Exercise requirements: For this exercise, copy out each line of the material below that includes "Ekkor".

Data to process:
=====

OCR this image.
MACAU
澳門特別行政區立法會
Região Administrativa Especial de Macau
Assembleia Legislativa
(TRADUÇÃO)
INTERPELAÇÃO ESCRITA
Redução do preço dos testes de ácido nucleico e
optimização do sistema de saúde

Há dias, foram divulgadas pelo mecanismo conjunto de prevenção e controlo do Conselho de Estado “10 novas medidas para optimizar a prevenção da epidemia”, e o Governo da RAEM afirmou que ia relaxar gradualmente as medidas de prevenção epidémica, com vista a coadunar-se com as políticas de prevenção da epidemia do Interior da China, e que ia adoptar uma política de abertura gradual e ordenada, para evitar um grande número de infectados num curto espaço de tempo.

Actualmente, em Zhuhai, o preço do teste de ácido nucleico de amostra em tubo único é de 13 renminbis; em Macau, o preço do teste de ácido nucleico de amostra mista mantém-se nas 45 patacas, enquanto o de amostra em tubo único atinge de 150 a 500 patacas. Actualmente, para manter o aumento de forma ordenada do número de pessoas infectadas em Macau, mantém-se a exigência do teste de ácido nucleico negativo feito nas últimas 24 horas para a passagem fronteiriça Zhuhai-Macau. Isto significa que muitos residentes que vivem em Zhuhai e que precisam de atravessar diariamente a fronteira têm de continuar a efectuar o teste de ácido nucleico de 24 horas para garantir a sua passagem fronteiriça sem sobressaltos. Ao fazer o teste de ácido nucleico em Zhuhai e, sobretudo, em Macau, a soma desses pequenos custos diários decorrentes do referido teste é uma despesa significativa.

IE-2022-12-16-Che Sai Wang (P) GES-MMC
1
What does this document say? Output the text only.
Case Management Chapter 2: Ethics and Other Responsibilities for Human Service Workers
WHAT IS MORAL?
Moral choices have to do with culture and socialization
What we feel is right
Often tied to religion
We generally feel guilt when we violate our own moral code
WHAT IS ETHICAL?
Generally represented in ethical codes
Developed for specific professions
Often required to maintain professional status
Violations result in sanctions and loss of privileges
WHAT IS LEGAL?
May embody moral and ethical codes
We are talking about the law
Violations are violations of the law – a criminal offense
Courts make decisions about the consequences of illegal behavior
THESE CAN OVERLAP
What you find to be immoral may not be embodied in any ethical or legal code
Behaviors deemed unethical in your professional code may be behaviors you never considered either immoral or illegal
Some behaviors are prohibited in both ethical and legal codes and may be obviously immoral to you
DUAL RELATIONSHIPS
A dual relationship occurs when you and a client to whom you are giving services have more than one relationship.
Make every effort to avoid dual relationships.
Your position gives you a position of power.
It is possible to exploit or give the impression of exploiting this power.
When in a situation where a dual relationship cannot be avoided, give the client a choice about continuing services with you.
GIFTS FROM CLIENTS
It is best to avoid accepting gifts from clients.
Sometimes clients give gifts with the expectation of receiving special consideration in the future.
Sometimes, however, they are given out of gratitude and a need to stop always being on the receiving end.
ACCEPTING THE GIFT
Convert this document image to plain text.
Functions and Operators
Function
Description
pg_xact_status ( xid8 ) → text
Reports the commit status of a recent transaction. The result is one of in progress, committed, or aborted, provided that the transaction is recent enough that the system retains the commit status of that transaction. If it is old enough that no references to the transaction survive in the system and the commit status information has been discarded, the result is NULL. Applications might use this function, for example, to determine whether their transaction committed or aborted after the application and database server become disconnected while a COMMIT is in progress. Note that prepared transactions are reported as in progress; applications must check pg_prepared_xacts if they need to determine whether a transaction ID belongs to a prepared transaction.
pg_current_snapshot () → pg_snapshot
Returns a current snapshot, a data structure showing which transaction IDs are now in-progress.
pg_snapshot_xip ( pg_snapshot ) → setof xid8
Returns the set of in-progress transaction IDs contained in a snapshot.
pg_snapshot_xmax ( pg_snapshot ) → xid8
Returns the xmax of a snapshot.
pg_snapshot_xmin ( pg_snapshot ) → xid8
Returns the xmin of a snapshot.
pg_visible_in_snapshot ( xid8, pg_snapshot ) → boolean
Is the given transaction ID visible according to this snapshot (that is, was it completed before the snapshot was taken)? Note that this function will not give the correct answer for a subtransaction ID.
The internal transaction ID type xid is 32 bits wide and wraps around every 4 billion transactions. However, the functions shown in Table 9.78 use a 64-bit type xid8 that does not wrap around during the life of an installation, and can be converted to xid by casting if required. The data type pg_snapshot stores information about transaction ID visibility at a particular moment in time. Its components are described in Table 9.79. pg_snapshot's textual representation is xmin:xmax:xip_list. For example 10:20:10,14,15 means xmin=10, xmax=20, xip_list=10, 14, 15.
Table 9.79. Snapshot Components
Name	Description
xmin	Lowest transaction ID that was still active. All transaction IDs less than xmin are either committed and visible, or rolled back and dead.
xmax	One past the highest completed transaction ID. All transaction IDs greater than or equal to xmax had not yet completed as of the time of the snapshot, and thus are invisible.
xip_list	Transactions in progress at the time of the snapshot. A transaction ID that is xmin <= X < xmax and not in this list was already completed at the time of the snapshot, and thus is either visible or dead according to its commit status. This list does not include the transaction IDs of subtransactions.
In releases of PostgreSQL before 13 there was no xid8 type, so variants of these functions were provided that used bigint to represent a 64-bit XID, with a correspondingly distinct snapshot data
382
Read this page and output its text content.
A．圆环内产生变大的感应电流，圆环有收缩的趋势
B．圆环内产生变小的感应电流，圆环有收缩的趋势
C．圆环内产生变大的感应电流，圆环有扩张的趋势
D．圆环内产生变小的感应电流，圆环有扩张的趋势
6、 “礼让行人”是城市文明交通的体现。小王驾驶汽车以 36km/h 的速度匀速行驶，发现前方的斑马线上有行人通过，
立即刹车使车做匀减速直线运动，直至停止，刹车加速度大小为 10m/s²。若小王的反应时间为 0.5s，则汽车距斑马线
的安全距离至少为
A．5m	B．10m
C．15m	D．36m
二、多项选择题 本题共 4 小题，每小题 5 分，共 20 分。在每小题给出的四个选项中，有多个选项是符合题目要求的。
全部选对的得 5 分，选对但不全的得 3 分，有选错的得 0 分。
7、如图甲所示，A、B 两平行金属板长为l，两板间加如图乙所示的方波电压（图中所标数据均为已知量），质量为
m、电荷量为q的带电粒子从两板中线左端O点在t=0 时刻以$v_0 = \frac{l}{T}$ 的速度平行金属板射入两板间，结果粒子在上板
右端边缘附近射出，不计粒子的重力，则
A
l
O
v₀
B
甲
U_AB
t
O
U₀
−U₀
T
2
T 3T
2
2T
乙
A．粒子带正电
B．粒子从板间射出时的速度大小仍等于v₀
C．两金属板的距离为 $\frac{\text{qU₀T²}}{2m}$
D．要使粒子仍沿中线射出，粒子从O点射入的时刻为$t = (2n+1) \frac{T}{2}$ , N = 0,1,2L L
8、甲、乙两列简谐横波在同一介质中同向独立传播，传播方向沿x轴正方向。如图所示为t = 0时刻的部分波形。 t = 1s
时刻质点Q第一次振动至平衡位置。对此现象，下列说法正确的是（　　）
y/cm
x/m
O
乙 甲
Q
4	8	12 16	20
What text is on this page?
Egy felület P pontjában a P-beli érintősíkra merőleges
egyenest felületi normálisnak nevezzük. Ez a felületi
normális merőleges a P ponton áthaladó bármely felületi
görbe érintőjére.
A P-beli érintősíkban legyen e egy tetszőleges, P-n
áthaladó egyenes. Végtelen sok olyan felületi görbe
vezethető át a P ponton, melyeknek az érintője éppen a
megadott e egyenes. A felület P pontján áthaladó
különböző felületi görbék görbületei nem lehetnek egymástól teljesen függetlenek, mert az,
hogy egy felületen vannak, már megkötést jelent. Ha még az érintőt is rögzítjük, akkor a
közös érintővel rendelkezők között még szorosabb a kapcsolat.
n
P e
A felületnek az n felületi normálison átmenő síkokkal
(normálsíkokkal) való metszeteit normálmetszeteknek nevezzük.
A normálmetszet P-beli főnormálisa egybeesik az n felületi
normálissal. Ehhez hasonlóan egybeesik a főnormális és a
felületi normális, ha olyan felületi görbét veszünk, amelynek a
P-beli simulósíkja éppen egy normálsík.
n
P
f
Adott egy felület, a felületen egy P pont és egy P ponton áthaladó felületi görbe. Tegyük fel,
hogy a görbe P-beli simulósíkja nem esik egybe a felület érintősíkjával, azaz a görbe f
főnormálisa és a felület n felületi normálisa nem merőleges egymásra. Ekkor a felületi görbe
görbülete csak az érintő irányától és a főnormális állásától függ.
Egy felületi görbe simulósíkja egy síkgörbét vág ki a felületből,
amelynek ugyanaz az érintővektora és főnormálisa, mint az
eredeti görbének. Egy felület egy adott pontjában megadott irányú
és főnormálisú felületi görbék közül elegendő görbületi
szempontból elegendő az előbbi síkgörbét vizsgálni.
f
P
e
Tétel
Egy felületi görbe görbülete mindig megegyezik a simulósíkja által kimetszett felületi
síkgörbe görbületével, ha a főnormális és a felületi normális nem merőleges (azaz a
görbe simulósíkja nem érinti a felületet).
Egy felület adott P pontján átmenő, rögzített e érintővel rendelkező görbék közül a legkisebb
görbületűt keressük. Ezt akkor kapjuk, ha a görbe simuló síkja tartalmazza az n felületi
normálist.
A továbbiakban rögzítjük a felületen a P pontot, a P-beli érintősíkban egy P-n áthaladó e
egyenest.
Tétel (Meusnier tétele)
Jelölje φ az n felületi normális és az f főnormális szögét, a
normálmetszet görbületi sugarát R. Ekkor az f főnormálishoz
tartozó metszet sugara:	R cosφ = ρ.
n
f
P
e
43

=====

Solution below:
főnormálisa és a felület n felületi normálisa nem merőleges egymásra. Ekkor a felületi görbe
normálmetszet görbületi sugarát R. Ekkor az f főnormálishoz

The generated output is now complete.